Task goal:
Copy out each line of the material below that holds the string "fuel".

Extracted data:
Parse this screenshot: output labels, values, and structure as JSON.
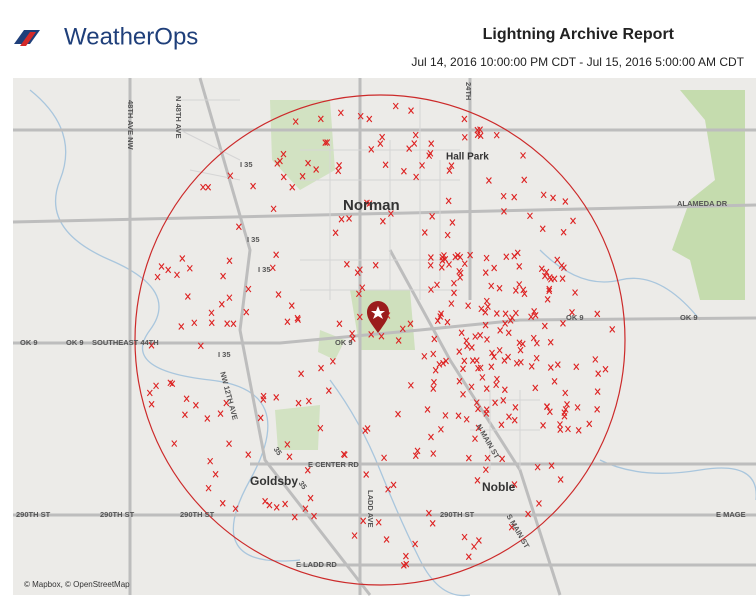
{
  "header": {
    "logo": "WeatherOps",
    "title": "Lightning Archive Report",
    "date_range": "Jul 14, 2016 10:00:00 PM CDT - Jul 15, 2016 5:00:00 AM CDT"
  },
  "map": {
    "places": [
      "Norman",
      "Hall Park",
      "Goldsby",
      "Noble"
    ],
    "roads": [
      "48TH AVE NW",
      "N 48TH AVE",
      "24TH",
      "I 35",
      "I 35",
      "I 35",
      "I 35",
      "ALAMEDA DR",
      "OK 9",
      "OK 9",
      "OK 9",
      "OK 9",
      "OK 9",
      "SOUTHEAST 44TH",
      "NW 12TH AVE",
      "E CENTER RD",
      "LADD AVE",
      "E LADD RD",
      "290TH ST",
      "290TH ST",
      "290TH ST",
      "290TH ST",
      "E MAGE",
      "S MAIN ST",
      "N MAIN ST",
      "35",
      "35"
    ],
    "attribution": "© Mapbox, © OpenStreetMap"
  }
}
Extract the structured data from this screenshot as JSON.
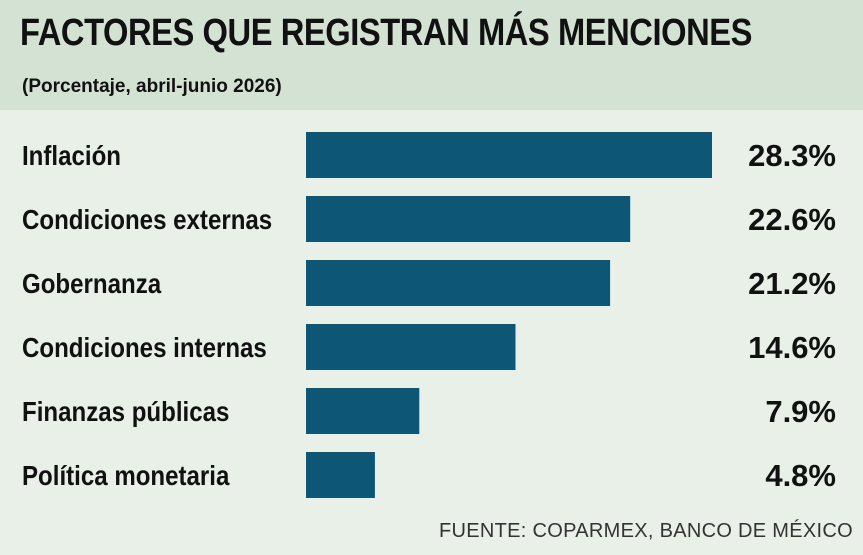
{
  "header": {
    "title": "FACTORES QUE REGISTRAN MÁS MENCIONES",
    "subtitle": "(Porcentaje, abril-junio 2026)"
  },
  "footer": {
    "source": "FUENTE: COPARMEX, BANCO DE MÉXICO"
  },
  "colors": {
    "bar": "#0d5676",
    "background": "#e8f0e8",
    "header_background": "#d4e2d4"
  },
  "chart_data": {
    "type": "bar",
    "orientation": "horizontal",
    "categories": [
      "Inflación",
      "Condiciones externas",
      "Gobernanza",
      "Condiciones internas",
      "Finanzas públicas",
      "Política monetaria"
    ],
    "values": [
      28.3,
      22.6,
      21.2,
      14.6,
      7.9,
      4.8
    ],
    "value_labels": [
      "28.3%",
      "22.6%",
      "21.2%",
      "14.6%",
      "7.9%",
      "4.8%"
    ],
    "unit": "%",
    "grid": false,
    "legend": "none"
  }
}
...
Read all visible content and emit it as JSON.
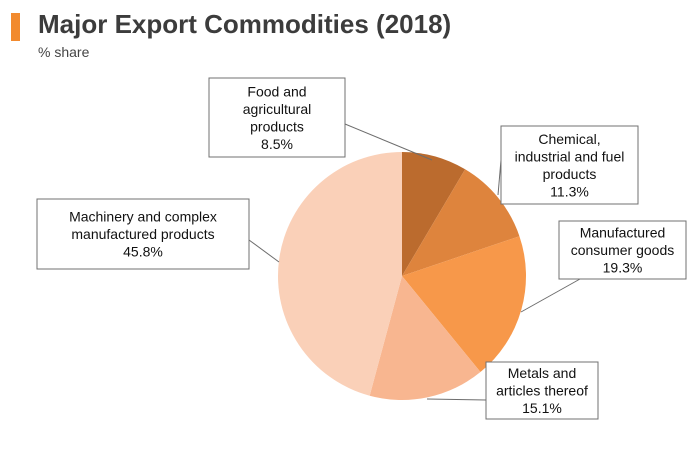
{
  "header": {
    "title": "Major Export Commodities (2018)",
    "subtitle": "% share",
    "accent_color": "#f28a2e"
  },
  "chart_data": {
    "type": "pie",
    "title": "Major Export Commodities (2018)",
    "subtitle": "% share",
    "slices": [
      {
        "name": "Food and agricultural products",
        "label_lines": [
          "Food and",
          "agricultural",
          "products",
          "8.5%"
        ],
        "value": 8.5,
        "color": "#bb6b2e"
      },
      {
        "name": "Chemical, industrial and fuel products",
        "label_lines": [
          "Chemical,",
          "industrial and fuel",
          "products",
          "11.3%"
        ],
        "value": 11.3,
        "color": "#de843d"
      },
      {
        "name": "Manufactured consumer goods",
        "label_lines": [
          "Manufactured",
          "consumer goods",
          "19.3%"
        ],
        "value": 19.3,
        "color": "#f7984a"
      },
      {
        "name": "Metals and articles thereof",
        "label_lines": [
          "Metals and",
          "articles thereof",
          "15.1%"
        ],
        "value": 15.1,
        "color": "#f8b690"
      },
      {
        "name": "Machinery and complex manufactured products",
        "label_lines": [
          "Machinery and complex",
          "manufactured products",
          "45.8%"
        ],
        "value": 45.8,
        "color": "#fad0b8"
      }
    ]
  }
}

Finished answer:
        "name": "Chemical, industrial and fuel products",
          "industrial and fuel",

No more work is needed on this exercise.